**THE REQUEST:**
Report how many lines of these entries hold the string "sticks"; reply with the number alone.

-=-=-=-=-

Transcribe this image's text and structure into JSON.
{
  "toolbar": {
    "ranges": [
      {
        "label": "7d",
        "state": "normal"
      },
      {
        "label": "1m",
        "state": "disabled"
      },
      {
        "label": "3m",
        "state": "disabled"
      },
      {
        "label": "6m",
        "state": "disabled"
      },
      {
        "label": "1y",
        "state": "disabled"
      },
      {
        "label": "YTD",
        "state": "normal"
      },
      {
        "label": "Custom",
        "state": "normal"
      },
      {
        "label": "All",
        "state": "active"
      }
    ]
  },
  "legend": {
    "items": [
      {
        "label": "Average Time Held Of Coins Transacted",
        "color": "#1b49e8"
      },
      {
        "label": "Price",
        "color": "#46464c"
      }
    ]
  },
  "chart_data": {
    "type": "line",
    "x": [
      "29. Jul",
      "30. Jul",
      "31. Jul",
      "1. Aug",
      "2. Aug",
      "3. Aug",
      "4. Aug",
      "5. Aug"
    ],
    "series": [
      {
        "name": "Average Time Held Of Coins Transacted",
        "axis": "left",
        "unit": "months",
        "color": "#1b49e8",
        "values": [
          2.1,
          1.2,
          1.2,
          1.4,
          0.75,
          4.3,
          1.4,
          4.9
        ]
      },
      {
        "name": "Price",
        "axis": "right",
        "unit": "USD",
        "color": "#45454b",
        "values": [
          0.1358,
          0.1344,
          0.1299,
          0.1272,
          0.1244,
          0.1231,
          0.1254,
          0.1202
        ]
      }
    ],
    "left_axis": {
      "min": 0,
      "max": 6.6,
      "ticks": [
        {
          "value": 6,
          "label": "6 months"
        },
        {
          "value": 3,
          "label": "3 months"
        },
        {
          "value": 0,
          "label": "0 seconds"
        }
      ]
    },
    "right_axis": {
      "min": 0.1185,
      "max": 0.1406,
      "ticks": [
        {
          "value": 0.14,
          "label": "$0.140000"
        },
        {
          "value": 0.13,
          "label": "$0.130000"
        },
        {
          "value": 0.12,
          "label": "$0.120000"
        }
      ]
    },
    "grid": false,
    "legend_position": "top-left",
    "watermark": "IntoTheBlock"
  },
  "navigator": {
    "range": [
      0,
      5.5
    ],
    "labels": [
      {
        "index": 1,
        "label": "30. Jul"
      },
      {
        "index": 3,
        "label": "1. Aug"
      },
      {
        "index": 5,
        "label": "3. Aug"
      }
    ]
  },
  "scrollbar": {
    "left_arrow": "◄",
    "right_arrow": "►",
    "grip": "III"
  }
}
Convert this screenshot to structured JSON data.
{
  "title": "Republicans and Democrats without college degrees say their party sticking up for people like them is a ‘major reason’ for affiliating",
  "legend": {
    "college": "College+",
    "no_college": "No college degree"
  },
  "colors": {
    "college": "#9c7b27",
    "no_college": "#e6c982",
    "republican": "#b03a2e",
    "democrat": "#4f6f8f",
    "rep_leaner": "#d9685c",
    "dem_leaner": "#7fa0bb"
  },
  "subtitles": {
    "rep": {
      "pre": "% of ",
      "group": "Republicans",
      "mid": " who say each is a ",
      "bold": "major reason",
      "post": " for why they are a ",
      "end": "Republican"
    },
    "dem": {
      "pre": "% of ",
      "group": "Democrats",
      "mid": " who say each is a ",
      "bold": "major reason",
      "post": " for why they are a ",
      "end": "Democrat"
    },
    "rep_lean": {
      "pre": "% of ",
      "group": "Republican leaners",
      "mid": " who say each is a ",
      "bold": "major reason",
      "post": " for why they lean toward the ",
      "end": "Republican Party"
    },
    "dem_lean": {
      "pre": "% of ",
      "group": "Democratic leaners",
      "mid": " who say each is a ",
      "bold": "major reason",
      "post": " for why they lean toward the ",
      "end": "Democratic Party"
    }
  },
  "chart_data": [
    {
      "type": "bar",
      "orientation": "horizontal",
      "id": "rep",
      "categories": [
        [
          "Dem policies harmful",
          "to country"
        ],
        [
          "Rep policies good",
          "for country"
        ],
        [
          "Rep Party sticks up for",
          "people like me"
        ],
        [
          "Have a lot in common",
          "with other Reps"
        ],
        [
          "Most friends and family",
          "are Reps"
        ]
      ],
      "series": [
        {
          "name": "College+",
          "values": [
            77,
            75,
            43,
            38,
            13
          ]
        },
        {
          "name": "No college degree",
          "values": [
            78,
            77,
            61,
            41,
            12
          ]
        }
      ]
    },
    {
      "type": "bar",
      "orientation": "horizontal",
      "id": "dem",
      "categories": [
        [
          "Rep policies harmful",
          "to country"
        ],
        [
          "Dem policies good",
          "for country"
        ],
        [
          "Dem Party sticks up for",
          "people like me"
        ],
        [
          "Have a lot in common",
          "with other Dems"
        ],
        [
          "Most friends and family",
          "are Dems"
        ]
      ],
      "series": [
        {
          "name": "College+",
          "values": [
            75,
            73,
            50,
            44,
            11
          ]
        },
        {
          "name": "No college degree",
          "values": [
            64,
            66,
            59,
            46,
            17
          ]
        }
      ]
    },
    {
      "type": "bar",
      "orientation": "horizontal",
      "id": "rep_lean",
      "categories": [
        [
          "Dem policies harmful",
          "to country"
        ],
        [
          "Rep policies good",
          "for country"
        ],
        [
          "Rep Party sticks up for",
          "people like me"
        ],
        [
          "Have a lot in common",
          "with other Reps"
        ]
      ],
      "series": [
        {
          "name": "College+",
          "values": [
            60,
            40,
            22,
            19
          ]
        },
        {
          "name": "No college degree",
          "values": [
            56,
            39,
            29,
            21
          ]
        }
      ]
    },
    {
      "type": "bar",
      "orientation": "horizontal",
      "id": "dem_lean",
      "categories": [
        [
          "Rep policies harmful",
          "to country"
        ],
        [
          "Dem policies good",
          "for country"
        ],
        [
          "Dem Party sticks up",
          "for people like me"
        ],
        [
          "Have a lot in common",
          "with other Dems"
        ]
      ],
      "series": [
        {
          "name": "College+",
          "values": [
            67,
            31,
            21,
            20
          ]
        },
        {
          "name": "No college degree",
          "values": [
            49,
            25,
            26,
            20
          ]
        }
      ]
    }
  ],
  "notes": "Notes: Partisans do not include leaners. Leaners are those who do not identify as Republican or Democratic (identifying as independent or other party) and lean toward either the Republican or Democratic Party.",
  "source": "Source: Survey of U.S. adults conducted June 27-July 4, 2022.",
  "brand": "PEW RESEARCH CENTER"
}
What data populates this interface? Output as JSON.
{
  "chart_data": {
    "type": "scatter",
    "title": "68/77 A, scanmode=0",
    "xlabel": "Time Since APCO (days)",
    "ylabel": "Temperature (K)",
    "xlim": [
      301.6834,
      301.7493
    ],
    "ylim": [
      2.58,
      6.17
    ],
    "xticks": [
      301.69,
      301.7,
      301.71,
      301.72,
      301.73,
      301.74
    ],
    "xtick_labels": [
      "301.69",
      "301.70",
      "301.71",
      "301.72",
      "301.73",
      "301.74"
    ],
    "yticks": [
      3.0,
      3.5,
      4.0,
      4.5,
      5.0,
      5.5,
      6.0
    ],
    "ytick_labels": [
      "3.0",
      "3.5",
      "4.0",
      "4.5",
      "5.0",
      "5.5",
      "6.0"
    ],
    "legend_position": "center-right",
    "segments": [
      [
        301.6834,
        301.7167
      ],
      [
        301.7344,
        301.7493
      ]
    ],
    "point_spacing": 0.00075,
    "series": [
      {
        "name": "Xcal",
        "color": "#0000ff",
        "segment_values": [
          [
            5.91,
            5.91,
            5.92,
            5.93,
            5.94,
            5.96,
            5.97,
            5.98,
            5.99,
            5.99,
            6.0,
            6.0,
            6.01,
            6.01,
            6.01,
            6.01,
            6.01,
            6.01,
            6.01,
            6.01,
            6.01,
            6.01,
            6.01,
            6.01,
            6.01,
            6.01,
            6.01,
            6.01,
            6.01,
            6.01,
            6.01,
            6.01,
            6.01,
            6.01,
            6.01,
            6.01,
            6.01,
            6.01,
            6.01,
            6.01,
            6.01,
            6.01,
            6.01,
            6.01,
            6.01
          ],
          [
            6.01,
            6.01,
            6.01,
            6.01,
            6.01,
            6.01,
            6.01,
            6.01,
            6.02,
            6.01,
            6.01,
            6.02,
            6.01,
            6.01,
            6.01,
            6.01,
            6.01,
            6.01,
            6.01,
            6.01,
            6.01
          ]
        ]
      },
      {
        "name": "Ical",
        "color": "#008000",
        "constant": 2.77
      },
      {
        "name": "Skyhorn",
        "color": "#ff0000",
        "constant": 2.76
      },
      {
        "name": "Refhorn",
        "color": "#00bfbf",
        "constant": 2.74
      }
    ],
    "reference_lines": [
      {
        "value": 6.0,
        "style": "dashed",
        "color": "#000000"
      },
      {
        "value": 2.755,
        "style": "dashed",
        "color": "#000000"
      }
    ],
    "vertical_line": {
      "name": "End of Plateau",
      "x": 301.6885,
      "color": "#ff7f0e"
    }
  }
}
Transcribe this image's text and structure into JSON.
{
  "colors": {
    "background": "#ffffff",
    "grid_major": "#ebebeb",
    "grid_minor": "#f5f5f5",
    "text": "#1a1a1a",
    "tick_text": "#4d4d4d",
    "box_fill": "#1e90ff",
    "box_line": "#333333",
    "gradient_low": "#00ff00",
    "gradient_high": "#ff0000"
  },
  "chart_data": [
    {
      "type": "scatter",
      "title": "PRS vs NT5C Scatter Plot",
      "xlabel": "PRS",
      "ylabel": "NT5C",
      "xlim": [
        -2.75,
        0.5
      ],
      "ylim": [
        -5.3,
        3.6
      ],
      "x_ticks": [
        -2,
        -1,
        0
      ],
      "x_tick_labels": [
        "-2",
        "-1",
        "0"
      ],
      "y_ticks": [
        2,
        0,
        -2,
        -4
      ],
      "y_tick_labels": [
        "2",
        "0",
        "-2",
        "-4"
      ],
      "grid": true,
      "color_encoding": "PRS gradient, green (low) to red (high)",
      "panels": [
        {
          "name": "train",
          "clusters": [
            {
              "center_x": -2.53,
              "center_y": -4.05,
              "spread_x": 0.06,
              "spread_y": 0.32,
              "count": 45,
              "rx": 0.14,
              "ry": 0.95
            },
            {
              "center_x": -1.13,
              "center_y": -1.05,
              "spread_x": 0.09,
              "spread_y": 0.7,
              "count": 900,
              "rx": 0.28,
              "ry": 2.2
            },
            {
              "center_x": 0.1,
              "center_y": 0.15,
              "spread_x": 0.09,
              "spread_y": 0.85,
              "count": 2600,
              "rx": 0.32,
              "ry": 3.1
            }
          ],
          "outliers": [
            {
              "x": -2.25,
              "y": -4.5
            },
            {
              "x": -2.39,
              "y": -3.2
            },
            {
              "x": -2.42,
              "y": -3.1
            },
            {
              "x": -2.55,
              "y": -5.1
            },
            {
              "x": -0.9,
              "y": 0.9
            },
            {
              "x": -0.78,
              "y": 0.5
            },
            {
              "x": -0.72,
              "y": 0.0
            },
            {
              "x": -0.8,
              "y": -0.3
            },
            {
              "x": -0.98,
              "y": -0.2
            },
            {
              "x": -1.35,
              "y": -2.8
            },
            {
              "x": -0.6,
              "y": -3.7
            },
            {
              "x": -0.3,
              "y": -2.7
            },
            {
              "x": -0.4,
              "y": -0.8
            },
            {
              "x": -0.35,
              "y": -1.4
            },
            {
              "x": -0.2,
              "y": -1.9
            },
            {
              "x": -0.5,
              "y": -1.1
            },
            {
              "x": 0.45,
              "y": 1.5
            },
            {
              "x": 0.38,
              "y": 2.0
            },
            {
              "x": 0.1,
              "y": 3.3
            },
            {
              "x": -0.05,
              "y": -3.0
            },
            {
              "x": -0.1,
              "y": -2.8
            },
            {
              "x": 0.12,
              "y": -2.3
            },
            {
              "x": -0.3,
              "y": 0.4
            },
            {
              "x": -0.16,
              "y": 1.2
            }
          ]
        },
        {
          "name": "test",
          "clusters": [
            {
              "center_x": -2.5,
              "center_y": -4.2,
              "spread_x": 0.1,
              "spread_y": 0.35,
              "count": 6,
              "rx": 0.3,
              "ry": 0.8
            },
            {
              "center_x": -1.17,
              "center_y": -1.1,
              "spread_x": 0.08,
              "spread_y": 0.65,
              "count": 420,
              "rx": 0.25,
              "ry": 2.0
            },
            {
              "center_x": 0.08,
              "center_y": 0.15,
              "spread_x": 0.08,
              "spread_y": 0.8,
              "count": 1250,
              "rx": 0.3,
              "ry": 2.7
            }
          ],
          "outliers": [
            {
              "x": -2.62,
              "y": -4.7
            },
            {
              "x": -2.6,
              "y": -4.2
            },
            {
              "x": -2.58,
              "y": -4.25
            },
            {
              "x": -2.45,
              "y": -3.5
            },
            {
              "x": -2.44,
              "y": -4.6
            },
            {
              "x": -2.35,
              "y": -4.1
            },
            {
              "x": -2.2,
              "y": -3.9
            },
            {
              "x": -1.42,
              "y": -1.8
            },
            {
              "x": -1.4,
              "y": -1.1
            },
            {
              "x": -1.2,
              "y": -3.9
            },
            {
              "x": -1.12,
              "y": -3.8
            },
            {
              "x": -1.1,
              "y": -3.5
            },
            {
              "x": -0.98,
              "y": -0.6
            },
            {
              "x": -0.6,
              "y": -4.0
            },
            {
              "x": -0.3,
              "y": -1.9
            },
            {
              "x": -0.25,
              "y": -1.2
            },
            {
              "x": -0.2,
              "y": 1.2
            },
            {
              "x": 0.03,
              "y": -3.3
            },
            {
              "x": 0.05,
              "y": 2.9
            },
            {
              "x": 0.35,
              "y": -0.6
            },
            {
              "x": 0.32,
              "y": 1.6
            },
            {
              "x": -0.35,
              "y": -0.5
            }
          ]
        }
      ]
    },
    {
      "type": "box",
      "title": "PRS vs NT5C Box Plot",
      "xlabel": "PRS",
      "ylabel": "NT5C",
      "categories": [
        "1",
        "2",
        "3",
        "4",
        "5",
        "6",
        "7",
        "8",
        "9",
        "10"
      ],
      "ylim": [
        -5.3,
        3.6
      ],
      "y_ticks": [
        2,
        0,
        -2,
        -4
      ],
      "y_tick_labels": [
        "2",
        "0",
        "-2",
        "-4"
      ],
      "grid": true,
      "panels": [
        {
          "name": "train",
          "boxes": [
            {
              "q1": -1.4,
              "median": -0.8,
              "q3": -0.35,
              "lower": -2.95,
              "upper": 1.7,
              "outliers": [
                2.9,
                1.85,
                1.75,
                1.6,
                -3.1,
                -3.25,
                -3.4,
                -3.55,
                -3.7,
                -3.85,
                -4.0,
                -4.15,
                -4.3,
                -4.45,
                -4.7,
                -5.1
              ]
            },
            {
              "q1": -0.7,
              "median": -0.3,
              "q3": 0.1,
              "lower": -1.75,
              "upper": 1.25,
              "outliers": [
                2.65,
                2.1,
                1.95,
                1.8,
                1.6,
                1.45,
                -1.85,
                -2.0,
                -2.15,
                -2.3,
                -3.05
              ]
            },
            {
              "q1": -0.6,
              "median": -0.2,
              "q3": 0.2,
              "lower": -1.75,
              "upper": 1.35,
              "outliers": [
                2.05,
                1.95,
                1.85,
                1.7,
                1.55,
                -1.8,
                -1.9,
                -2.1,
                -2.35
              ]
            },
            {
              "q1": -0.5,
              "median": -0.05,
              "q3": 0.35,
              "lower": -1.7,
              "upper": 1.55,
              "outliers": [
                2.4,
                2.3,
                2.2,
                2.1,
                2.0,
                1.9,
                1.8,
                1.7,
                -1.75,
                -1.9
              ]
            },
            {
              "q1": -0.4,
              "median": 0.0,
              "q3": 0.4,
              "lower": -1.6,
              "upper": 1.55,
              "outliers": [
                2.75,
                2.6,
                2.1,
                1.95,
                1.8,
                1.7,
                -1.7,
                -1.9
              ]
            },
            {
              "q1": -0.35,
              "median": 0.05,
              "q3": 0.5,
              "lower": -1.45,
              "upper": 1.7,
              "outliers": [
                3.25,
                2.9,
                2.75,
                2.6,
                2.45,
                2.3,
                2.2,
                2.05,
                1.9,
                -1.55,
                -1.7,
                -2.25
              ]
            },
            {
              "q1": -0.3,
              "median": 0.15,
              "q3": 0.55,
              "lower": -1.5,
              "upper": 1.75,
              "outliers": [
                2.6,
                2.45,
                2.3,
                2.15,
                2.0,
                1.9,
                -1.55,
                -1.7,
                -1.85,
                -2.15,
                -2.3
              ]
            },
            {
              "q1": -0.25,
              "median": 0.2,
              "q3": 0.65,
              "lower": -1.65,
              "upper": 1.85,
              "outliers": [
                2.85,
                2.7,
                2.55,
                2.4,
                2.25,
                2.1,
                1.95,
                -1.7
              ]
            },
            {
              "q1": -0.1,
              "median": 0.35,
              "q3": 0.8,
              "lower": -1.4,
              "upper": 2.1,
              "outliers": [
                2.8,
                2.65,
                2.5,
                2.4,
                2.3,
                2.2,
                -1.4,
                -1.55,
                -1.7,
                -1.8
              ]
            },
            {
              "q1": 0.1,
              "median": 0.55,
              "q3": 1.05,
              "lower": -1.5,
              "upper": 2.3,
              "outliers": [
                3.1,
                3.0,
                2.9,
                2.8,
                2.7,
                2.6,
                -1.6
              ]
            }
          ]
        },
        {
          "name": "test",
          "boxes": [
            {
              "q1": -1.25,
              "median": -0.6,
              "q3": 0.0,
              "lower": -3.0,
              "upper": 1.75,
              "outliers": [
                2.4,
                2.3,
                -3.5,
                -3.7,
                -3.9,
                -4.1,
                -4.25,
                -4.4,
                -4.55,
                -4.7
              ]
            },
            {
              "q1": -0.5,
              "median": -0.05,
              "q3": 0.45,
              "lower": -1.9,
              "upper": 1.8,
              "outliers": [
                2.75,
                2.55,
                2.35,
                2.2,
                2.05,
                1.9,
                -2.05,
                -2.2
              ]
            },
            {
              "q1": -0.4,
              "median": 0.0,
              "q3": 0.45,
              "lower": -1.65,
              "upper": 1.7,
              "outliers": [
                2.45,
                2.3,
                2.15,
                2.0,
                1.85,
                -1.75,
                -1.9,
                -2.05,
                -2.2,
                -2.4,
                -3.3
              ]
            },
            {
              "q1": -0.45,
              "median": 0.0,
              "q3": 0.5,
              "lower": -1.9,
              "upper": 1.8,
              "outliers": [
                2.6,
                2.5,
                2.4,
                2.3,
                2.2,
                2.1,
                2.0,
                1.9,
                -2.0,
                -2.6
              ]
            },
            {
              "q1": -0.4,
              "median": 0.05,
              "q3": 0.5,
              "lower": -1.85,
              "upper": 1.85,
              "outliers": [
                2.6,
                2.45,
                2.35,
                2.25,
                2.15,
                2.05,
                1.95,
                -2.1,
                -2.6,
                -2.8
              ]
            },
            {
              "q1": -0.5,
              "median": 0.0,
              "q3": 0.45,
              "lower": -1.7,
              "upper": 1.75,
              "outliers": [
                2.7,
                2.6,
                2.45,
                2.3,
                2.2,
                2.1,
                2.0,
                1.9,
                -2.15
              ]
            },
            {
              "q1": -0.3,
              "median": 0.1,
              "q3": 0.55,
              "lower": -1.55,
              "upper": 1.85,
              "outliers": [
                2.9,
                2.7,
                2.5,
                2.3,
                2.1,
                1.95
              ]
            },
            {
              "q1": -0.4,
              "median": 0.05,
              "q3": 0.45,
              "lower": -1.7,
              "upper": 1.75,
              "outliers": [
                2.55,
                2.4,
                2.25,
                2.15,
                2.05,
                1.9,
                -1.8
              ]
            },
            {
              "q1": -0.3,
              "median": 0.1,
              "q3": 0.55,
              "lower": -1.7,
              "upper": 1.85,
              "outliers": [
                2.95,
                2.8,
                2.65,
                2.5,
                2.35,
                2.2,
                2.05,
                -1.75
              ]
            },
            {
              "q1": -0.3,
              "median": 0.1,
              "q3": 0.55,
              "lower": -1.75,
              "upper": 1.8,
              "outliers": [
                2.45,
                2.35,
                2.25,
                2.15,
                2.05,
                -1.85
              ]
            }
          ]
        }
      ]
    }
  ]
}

-=-=-=-=-

**SOLUTION FOR THIS PROBLEM:**
4